>> Begin Raw records
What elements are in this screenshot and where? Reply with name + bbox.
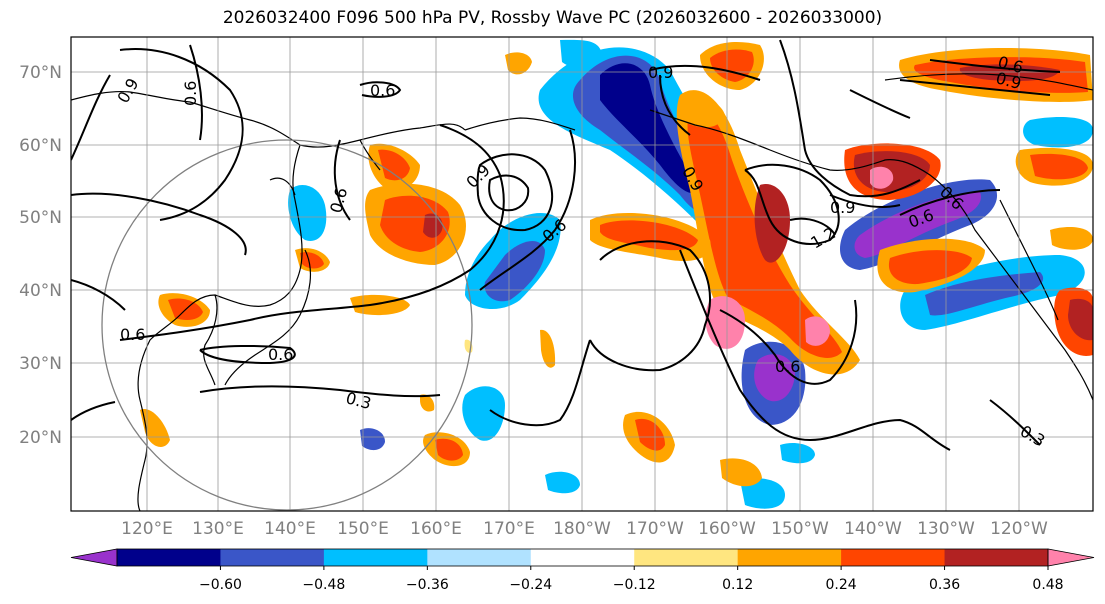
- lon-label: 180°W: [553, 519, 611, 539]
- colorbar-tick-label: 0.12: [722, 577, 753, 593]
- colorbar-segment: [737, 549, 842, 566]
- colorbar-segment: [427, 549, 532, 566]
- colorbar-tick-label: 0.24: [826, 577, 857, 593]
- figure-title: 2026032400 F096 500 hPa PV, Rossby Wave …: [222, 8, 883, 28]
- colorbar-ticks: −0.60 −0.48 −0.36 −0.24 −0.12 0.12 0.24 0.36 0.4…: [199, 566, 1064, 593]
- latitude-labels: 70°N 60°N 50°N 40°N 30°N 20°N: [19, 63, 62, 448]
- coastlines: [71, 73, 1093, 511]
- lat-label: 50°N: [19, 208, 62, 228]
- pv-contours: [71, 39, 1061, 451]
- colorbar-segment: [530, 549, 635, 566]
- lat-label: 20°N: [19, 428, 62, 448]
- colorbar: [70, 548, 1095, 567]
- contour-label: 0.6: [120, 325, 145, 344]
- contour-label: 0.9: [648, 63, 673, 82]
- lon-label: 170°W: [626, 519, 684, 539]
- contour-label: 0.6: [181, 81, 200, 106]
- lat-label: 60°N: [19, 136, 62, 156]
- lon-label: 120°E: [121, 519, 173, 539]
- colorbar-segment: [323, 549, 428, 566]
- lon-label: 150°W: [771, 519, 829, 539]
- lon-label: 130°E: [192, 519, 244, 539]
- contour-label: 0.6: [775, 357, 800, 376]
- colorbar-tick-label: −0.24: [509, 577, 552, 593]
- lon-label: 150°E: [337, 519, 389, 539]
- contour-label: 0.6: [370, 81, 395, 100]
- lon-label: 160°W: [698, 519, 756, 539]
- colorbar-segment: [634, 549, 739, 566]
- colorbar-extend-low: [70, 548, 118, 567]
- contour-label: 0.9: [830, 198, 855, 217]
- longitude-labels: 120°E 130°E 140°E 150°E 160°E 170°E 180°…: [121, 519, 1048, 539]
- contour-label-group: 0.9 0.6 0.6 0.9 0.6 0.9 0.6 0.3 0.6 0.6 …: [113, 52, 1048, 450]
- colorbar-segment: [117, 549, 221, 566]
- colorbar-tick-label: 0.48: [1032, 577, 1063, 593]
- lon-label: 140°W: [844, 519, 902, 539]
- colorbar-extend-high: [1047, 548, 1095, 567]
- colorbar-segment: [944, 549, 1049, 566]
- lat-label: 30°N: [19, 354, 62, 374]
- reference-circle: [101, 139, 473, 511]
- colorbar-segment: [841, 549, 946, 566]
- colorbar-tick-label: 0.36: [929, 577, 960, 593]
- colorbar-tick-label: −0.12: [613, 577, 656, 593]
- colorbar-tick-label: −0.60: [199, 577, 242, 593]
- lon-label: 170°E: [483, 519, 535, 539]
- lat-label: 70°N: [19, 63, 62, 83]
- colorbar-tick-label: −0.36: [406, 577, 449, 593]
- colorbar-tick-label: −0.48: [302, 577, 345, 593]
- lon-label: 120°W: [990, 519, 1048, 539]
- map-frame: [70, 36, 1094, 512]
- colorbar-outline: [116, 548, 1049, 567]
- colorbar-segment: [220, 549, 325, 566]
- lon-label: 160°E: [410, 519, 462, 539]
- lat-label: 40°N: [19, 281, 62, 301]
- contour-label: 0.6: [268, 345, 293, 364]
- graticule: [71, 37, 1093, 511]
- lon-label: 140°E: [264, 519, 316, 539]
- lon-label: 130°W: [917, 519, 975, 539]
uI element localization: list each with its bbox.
>> End Raw records
>> Begin Raw records
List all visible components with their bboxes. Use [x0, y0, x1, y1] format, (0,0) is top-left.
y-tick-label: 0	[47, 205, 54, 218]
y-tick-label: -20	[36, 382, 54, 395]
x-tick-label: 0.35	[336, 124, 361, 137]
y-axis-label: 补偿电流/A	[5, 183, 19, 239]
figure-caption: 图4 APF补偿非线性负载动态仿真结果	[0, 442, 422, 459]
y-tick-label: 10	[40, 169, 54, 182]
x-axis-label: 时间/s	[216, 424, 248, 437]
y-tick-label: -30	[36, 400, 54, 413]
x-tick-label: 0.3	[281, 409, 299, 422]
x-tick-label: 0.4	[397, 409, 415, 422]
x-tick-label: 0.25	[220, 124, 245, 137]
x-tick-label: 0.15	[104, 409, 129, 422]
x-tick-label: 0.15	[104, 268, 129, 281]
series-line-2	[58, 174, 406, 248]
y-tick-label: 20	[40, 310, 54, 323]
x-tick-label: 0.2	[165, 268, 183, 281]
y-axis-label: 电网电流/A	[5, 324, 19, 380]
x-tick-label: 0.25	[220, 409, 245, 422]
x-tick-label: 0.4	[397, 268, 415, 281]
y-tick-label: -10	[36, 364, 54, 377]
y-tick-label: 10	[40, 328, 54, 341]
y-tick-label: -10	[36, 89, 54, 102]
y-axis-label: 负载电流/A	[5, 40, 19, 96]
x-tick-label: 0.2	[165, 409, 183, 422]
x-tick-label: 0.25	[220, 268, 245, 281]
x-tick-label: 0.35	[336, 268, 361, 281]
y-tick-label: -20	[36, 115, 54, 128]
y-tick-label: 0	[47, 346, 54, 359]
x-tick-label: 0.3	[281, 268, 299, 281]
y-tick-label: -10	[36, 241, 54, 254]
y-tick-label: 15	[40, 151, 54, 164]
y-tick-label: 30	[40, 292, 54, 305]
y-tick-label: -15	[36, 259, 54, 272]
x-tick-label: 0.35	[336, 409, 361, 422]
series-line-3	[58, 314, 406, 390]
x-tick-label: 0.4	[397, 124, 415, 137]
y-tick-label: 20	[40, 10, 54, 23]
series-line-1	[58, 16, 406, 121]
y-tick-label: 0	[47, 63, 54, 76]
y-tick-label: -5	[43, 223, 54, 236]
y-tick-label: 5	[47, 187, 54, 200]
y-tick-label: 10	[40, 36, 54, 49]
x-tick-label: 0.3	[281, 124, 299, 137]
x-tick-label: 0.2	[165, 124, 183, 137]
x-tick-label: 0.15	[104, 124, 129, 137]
>> End Raw records
>> Begin Raw records
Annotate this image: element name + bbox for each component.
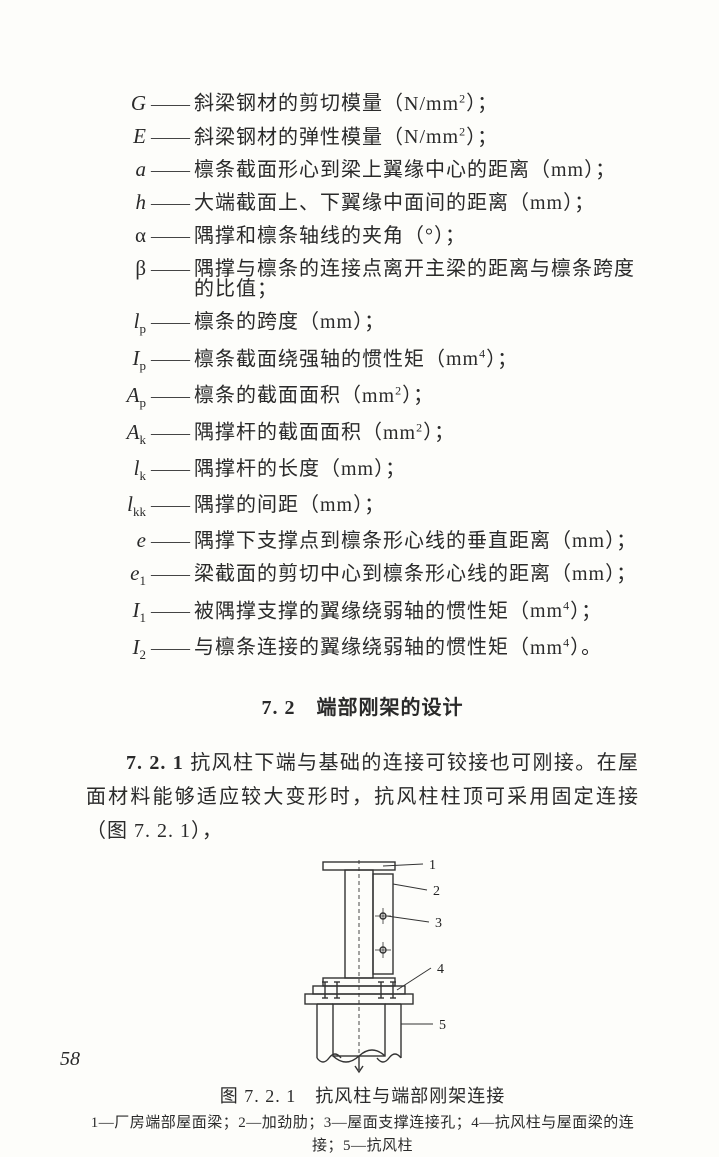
>> End Raw records
## Stated exercise
Copy the records word for word, starting at the line that contains "What elements are" and stopping after the line that contains "- lon-label: 150°W: [771, 519, 829, 539]". Leave the pictures out of your answer.

## Correct output
What elements are in this screenshot and where? Reply with name + bbox.
- lon-label: 180°W: [553, 519, 611, 539]
- colorbar-tick-label: 0.12: [722, 577, 753, 593]
- colorbar-segment: [737, 549, 842, 566]
- colorbar-segment: [427, 549, 532, 566]
- colorbar-tick-label: 0.24: [826, 577, 857, 593]
- figure-title: 2026032400 F096 500 hPa PV, Rossby Wave …: [222, 8, 883, 28]
- colorbar-ticks: −0.60 −0.48 −0.36 −0.24 −0.12 0.12 0.24 0.36 0.4…: [199, 566, 1064, 593]
- latitude-labels: 70°N 60°N 50°N 40°N 30°N 20°N: [19, 63, 62, 448]
- coastlines: [71, 73, 1093, 511]
- lat-label: 50°N: [19, 208, 62, 228]
- pv-contours: [71, 39, 1061, 451]
- colorbar-segment: [530, 549, 635, 566]
- lat-label: 20°N: [19, 428, 62, 448]
- colorbar: [70, 548, 1095, 567]
- contour-label: 0.6: [120, 325, 145, 344]
- contour-label: 0.9: [648, 63, 673, 82]
- lon-label: 170°W: [626, 519, 684, 539]
- contour-label: 0.6: [181, 81, 200, 106]
- lat-label: 60°N: [19, 136, 62, 156]
- lon-label: 120°E: [121, 519, 173, 539]
- colorbar-segment: [323, 549, 428, 566]
- lon-label: 150°W: [771, 519, 829, 539]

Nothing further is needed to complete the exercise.